[Data records]
--- start ---

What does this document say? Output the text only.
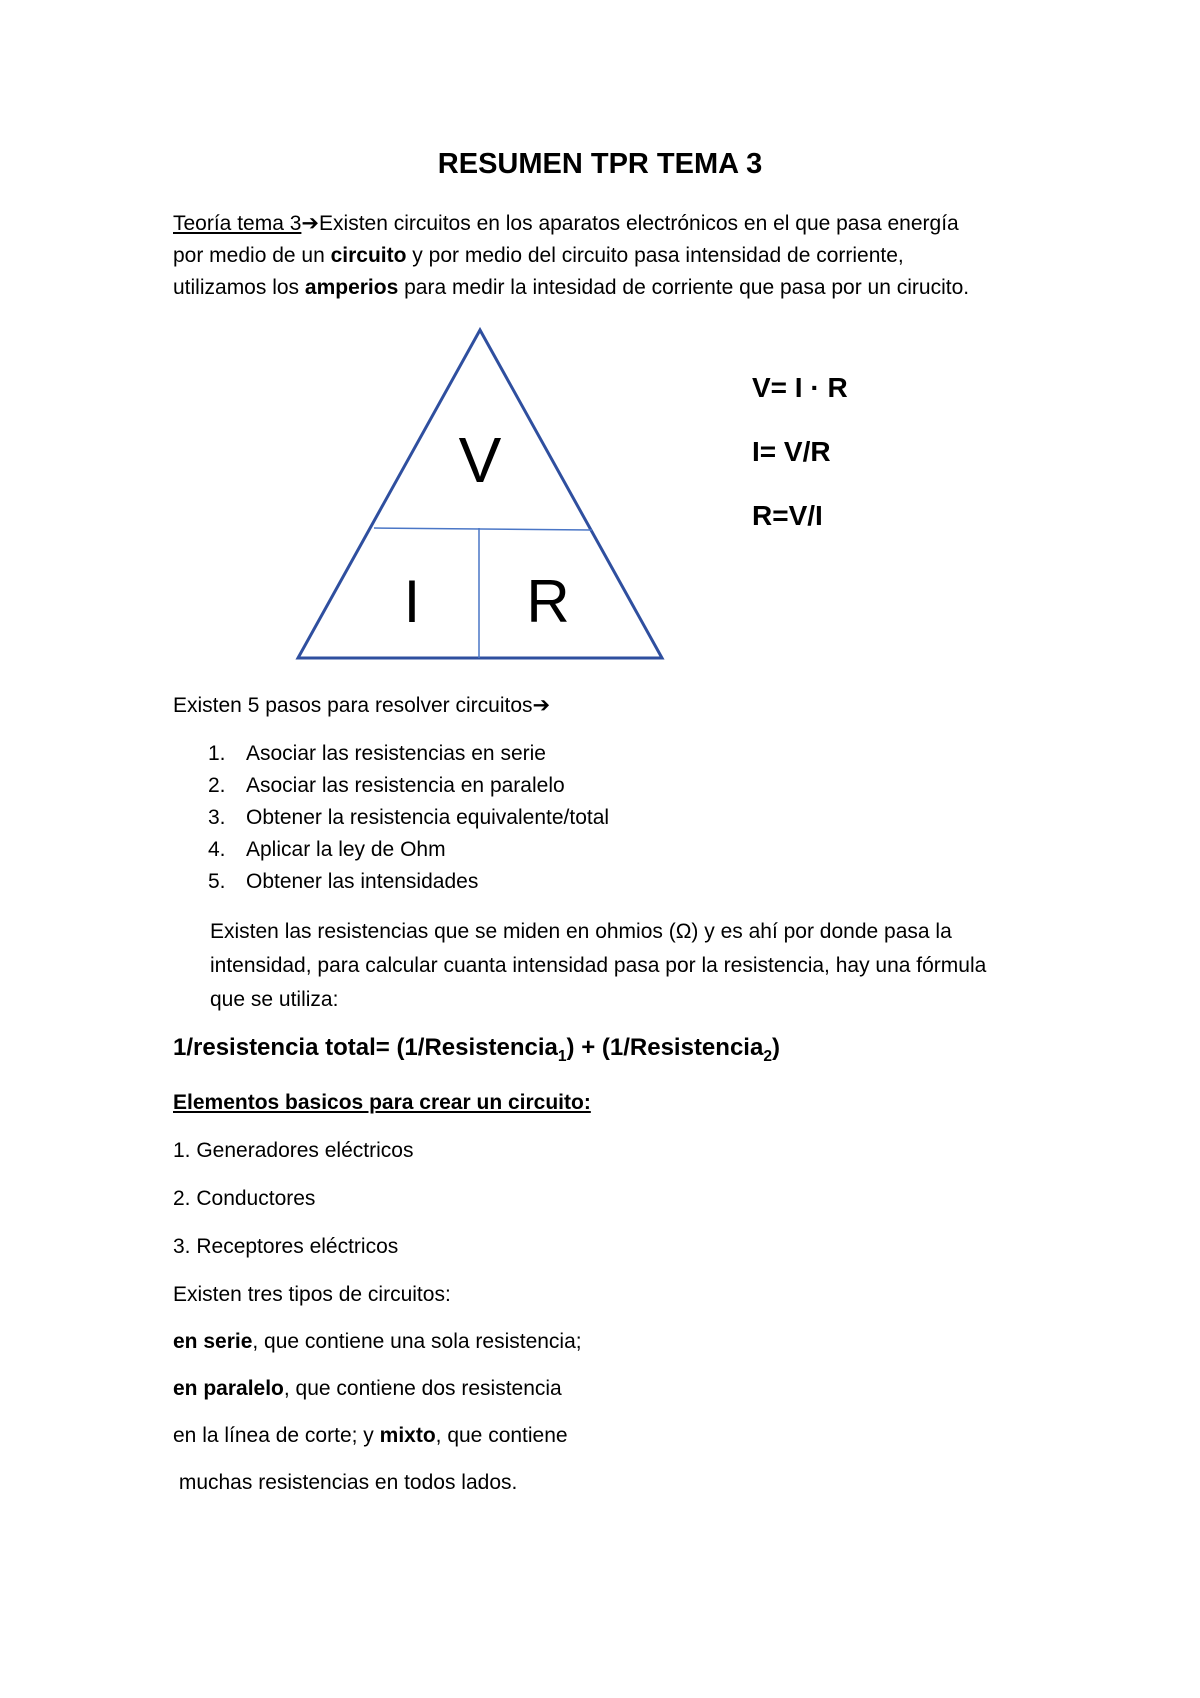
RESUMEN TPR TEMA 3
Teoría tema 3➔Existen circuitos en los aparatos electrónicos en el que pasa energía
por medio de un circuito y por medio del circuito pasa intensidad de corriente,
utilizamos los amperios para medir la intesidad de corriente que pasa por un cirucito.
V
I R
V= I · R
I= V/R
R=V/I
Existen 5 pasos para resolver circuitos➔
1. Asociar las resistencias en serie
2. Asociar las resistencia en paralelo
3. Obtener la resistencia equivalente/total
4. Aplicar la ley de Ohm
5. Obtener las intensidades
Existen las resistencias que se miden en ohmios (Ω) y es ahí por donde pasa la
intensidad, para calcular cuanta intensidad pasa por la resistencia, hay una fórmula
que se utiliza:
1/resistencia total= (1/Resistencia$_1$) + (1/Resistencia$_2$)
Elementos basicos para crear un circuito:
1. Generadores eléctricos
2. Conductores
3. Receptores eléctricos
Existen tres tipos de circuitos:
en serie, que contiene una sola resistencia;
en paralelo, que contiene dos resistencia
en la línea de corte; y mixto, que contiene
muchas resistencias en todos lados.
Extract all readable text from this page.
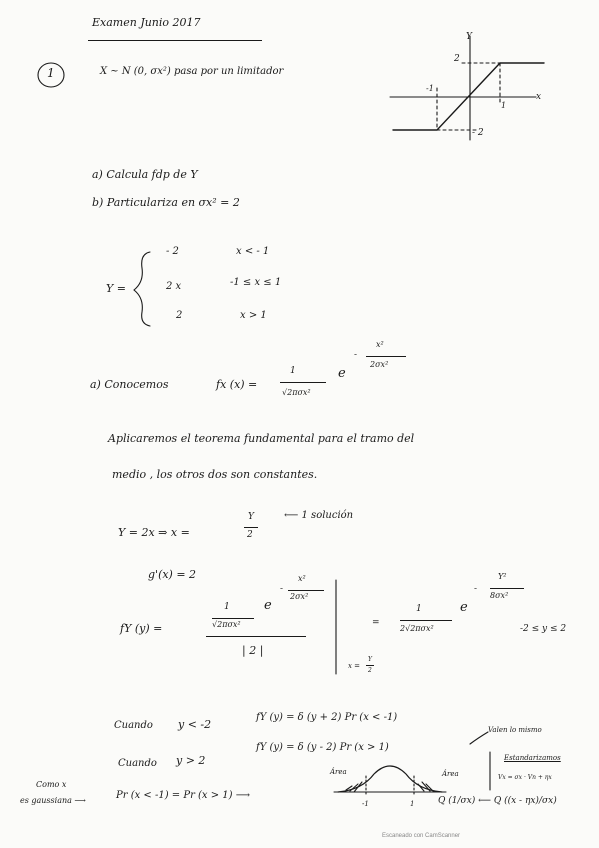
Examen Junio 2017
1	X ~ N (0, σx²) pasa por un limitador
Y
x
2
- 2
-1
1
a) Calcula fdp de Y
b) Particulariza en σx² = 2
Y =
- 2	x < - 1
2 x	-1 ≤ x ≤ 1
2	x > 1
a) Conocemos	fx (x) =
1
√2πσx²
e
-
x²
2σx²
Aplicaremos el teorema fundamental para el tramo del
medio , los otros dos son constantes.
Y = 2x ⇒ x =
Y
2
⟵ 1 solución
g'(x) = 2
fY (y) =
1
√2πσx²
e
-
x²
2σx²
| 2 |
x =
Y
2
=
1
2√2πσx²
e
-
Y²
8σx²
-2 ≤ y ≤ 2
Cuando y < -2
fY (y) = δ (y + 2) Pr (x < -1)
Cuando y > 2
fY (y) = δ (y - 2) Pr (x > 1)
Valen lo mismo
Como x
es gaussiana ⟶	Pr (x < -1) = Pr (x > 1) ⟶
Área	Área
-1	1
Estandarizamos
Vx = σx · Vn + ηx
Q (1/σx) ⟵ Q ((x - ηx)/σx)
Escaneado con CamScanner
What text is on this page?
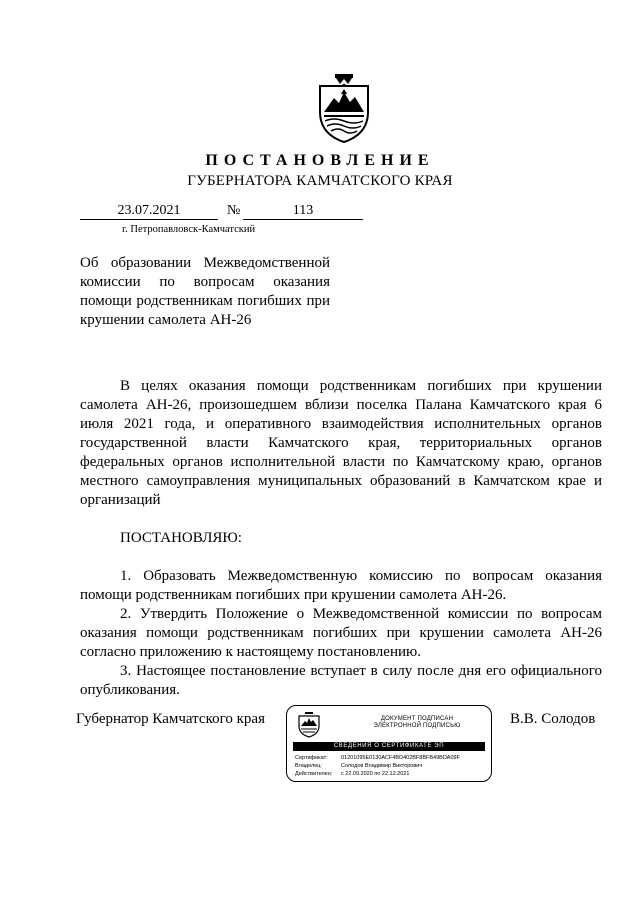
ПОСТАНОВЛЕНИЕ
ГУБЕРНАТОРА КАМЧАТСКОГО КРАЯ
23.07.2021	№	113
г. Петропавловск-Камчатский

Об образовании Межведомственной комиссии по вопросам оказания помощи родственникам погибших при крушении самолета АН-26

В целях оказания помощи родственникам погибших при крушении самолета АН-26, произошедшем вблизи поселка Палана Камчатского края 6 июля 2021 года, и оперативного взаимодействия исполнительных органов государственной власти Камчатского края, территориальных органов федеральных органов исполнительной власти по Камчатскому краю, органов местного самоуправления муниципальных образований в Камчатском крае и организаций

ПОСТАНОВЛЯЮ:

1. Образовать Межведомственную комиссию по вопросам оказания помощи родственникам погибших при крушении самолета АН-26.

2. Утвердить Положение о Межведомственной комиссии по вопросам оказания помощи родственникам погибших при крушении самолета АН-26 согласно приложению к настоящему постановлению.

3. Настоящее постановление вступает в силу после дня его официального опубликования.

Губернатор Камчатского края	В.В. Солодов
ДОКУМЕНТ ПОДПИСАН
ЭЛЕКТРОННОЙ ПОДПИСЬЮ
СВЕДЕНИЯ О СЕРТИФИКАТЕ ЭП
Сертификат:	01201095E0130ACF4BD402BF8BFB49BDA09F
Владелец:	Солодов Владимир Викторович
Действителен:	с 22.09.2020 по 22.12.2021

--- end ---

**To be done**:
Copy all lines from the data that hold the word "eléctricos".

**Task result**:
1. Generadores eléctricos
3. Receptores eléctricos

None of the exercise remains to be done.